Figure record listings:
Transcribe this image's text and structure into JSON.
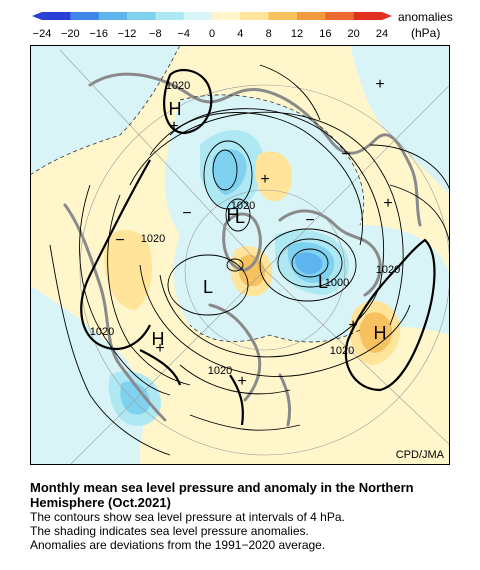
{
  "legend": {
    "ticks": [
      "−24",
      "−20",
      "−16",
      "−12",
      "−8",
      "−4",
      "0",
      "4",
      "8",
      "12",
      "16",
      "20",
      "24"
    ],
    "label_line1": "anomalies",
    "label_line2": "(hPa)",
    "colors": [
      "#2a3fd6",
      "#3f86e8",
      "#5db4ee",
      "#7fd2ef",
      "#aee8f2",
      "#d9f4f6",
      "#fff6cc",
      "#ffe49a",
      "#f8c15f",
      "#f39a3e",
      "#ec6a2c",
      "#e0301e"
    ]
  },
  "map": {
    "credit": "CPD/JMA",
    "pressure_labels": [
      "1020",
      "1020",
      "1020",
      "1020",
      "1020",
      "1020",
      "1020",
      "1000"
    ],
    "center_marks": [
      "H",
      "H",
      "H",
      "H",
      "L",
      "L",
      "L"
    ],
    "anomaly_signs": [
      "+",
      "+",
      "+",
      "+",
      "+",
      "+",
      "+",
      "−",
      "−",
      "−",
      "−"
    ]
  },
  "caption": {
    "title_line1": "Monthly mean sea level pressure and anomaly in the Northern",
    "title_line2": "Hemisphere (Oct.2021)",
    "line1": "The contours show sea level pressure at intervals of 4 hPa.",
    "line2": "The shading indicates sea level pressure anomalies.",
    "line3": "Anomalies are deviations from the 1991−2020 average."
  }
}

...

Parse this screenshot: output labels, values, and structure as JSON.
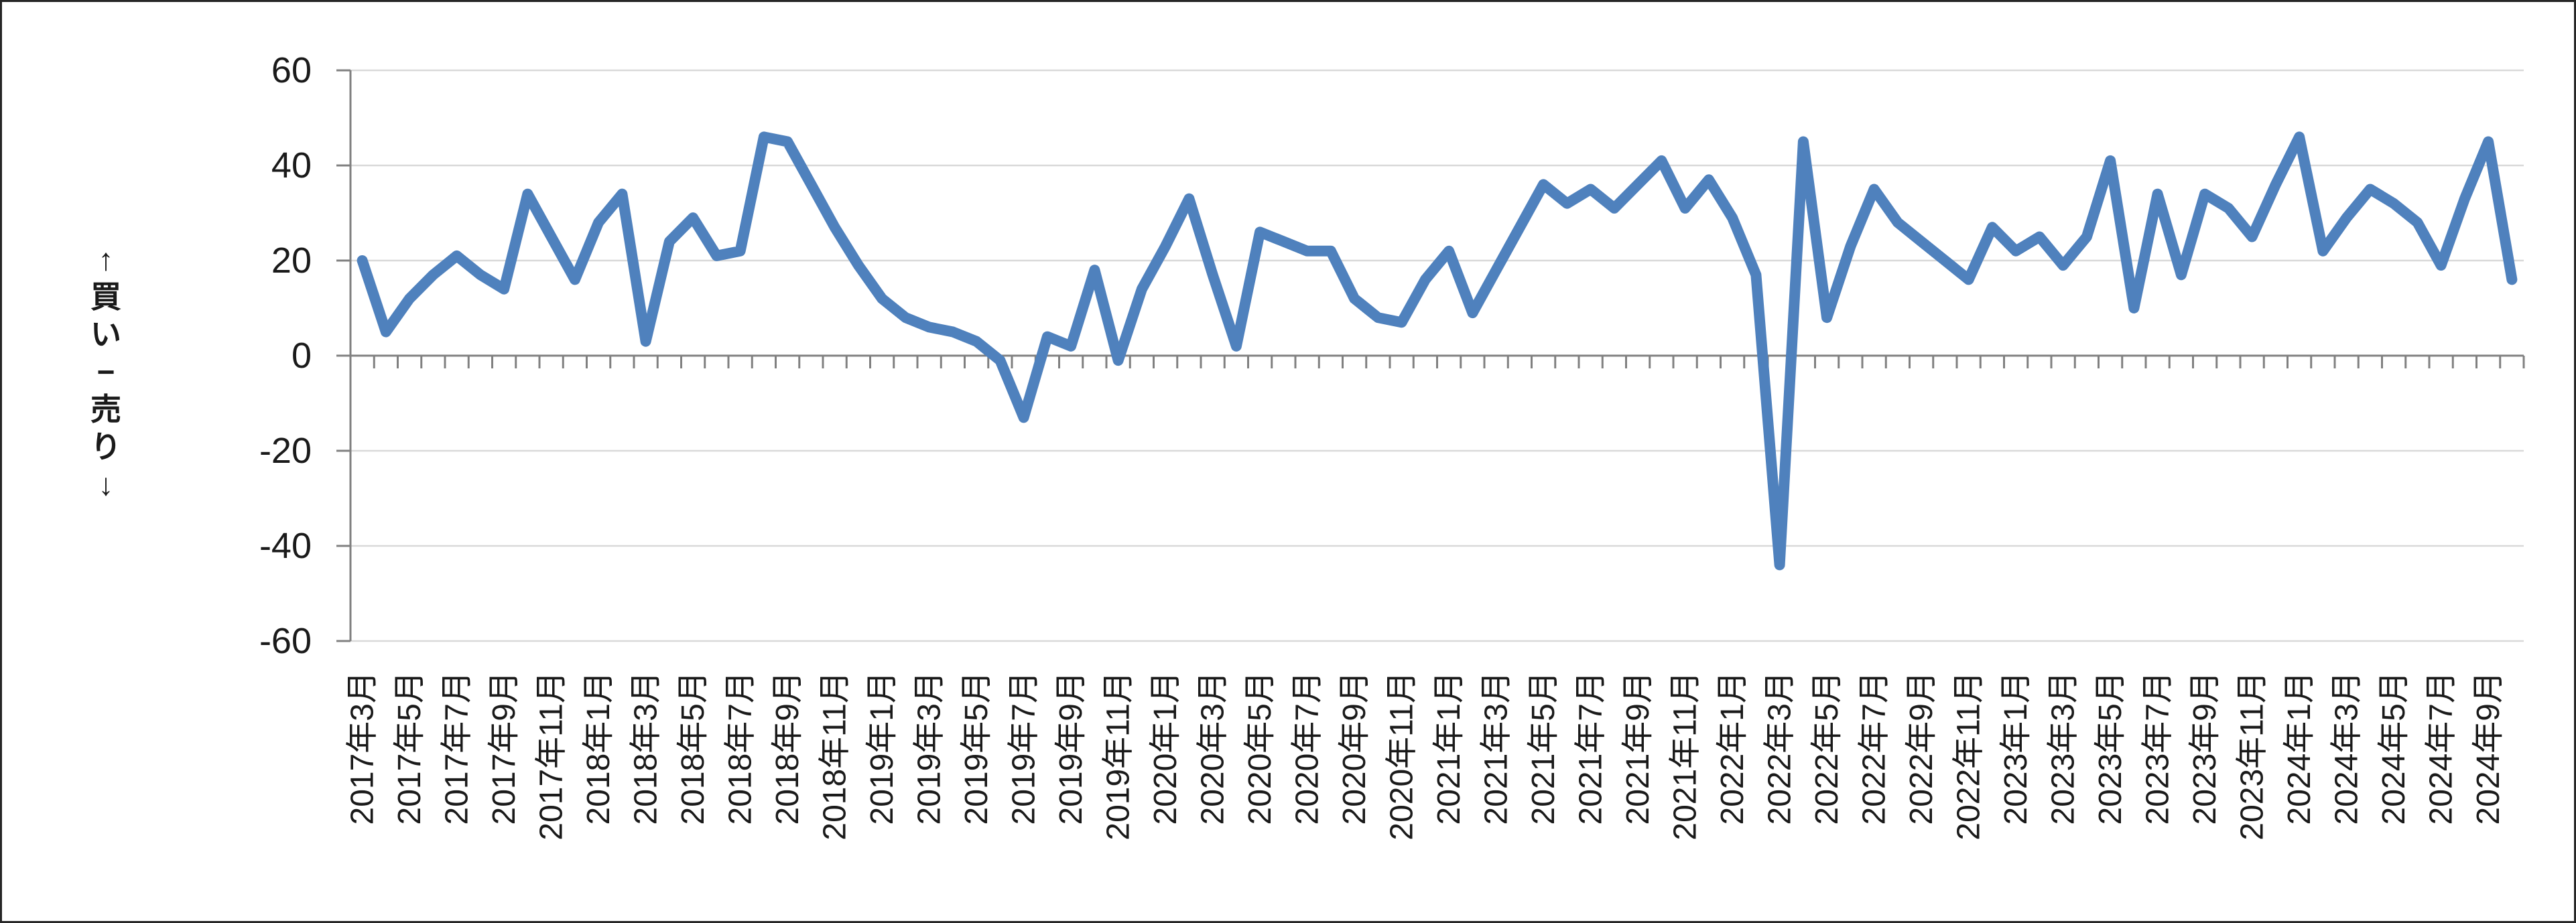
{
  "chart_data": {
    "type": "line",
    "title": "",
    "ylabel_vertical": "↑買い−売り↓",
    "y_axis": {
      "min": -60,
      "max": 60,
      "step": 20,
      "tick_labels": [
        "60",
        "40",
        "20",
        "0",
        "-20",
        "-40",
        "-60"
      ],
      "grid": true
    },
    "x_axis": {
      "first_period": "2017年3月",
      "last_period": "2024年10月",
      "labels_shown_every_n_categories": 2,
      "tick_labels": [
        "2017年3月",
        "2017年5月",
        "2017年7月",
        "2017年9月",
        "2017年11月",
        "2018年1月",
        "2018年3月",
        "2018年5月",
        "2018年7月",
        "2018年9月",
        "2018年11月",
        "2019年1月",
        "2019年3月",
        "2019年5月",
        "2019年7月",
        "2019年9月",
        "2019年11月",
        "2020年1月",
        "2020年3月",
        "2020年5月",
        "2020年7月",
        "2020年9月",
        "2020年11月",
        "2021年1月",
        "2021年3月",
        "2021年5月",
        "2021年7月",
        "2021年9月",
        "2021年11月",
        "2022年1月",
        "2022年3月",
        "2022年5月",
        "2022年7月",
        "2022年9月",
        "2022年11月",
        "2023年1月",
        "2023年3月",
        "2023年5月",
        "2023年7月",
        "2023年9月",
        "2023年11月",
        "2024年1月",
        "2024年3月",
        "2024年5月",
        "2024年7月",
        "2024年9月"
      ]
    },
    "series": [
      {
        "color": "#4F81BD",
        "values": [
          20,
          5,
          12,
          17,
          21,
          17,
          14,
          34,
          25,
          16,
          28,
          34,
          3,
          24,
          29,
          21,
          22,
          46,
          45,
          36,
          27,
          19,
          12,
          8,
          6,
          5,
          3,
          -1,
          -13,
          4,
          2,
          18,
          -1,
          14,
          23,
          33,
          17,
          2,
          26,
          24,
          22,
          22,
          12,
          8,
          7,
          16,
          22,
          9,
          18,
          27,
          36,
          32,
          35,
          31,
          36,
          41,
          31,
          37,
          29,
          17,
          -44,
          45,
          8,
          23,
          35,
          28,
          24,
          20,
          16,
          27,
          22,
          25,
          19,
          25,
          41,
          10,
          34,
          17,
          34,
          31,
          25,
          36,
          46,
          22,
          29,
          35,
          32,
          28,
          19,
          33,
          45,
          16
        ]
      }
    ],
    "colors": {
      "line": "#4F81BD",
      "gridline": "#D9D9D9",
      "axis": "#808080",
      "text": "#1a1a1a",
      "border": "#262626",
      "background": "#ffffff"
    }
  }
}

_Given exercise:_ Return each line among the entries that holds the word "structure".

_The response:_
Transcribe this image's text and structure into JSON.
Parse this screenshot: output labels, values, and structure as JSON.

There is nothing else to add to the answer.